_AIM OF THE TASK:_ Write out each line of the material again, word for word.

________________________

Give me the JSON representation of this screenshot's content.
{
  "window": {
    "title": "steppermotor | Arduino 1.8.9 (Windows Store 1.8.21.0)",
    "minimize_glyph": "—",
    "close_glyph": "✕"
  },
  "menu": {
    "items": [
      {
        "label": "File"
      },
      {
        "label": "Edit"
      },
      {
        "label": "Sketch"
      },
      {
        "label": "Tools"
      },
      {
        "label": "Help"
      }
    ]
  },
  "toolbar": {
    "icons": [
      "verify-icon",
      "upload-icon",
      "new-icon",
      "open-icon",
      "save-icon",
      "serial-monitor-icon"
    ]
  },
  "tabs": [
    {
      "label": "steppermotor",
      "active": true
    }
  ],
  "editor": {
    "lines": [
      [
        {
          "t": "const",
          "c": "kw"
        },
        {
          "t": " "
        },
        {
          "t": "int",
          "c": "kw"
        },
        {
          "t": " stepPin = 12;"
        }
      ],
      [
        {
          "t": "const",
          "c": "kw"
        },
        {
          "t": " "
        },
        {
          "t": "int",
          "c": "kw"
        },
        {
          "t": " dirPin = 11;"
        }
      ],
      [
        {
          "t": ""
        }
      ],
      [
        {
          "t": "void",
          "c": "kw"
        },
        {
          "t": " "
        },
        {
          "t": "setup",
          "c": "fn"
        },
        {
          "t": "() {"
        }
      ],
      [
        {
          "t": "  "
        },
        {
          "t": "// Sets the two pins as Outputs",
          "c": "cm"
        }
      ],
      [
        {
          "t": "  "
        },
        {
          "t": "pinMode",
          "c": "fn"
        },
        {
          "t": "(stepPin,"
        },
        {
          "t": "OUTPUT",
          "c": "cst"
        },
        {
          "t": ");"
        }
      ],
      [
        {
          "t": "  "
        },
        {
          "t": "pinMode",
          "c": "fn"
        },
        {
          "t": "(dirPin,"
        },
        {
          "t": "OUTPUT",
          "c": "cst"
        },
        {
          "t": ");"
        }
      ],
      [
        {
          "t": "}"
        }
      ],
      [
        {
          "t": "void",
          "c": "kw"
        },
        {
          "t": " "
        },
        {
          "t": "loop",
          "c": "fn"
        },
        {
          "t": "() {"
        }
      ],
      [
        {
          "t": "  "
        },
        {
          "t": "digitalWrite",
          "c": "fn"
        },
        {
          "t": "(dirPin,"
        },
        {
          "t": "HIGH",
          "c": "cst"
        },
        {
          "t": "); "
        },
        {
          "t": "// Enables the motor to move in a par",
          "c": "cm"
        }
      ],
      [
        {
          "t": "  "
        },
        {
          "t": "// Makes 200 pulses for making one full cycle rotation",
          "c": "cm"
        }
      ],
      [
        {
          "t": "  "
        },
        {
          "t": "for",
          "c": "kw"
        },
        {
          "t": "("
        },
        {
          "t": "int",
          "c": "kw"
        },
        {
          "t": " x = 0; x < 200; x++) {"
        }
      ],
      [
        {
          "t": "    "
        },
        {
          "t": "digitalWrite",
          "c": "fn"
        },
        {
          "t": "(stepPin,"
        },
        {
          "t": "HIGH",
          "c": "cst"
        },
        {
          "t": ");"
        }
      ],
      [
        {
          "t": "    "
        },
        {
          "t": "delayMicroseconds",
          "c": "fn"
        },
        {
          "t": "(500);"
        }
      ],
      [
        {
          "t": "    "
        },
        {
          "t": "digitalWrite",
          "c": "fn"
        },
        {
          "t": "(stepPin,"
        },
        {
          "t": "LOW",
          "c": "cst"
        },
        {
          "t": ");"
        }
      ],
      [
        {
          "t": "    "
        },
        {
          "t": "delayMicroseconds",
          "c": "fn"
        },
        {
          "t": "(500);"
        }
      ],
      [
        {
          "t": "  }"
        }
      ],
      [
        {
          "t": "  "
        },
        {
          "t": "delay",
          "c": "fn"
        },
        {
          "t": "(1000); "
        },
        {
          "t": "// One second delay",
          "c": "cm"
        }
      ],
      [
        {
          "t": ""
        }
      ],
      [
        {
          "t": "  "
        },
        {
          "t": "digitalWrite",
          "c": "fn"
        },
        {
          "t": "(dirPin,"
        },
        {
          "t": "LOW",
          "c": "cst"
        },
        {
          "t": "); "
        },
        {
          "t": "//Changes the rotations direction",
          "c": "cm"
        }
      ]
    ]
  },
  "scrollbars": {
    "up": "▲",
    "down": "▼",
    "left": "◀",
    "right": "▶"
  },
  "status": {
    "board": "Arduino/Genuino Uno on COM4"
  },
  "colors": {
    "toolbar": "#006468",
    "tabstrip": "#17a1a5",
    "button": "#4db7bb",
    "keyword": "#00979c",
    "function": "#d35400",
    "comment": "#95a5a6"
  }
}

________________________

_RESPONSE FOR THIS EXERCISE:_
Give me the JSON representation of this screenshot's content.
{
  "window": {
    "title": "steppermotor | Arduino 1.8.9 (Windows Store 1.8.21.0)",
    "minimize_glyph": "—",
    "close_glyph": "✕"
  },
  "menu": {
    "items": [
      {
        "label": "File"
      },
      {
        "label": "Edit"
      },
      {
        "label": "Sketch"
      },
      {
        "label": "Tools"
      },
      {
        "label": "Help"
      }
    ]
  },
  "toolbar": {
    "icons": [
      "verify-icon",
      "upload-icon",
      "new-icon",
      "open-icon",
      "save-icon",
      "serial-monitor-icon"
    ]
  },
  "tabs": [
    {
      "label": "steppermotor",
      "active": true
    }
  ],
  "editor": {
    "lines": [
      [
        {
          "t": "const",
          "c": "kw"
        },
        {
          "t": " "
        },
        {
          "t": "int",
          "c": "kw"
        },
        {
          "t": " stepPin = 12;"
        }
      ],
      [
        {
          "t": "const",
          "c": "kw"
        },
        {
          "t": " "
        },
        {
          "t": "int",
          "c": "kw"
        },
        {
          "t": " dirPin = 11;"
        }
      ],
      [
        {
          "t": ""
        }
      ],
      [
        {
          "t": "void",
          "c": "kw"
        },
        {
          "t": " "
        },
        {
          "t": "setup",
          "c": "fn"
        },
        {
          "t": "() {"
        }
      ],
      [
        {
          "t": "  "
        },
        {
          "t": "// Sets the two pins as Outputs",
          "c": "cm"
        }
      ],
      [
        {
          "t": "  "
        },
        {
          "t": "pinMode",
          "c": "fn"
        },
        {
          "t": "(stepPin,"
        },
        {
          "t": "OUTPUT",
          "c": "cst"
        },
        {
          "t": ");"
        }
      ],
      [
        {
          "t": "  "
        },
        {
          "t": "pinMode",
          "c": "fn"
        },
        {
          "t": "(dirPin,"
        },
        {
          "t": "OUTPUT",
          "c": "cst"
        },
        {
          "t": ");"
        }
      ],
      [
        {
          "t": "}"
        }
      ],
      [
        {
          "t": "void",
          "c": "kw"
        },
        {
          "t": " "
        },
        {
          "t": "loop",
          "c": "fn"
        },
        {
          "t": "() {"
        }
      ],
      [
        {
          "t": "  "
        },
        {
          "t": "digitalWrite",
          "c": "fn"
        },
        {
          "t": "(dirPin,"
        },
        {
          "t": "HIGH",
          "c": "cst"
        },
        {
          "t": "); "
        },
        {
          "t": "// Enables the motor to move in a par",
          "c": "cm"
        }
      ],
      [
        {
          "t": "  "
        },
        {
          "t": "// Makes 200 pulses for making one full cycle rotation",
          "c": "cm"
        }
      ],
      [
        {
          "t": "  "
        },
        {
          "t": "for",
          "c": "kw"
        },
        {
          "t": "("
        },
        {
          "t": "int",
          "c": "kw"
        },
        {
          "t": " x = 0; x < 200; x++) {"
        }
      ],
      [
        {
          "t": "    "
        },
        {
          "t": "digitalWrite",
          "c": "fn"
        },
        {
          "t": "(stepPin,"
        },
        {
          "t": "HIGH",
          "c": "cst"
        },
        {
          "t": ");"
        }
      ],
      [
        {
          "t": "    "
        },
        {
          "t": "delayMicroseconds",
          "c": "fn"
        },
        {
          "t": "(500);"
        }
      ],
      [
        {
          "t": "    "
        },
        {
          "t": "digitalWrite",
          "c": "fn"
        },
        {
          "t": "(stepPin,"
        },
        {
          "t": "LOW",
          "c": "cst"
        },
        {
          "t": ");"
        }
      ],
      [
        {
          "t": "    "
        },
        {
          "t": "delayMicroseconds",
          "c": "fn"
        },
        {
          "t": "(500);"
        }
      ],
      [
        {
          "t": "  }"
        }
      ],
      [
        {
          "t": "  "
        },
        {
          "t": "delay",
          "c": "fn"
        },
        {
          "t": "(1000); "
        },
        {
          "t": "// One second delay",
          "c": "cm"
        }
      ],
      [
        {
          "t": ""
        }
      ],
      [
        {
          "t": "  "
        },
        {
          "t": "digitalWrite",
          "c": "fn"
        },
        {
          "t": "(dirPin,"
        },
        {
          "t": "LOW",
          "c": "cst"
        },
        {
          "t": "); "
        },
        {
          "t": "//Changes the rotations direction",
          "c": "cm"
        }
      ]
    ]
  },
  "scrollbars": {
    "up": "▲",
    "down": "▼",
    "left": "◀",
    "right": "▶"
  },
  "status": {
    "board": "Arduino/Genuino Uno on COM4"
  },
  "colors": {
    "toolbar": "#006468",
    "tabstrip": "#17a1a5",
    "button": "#4db7bb",
    "keyword": "#00979c",
    "function": "#d35400",
    "comment": "#95a5a6"
  }
}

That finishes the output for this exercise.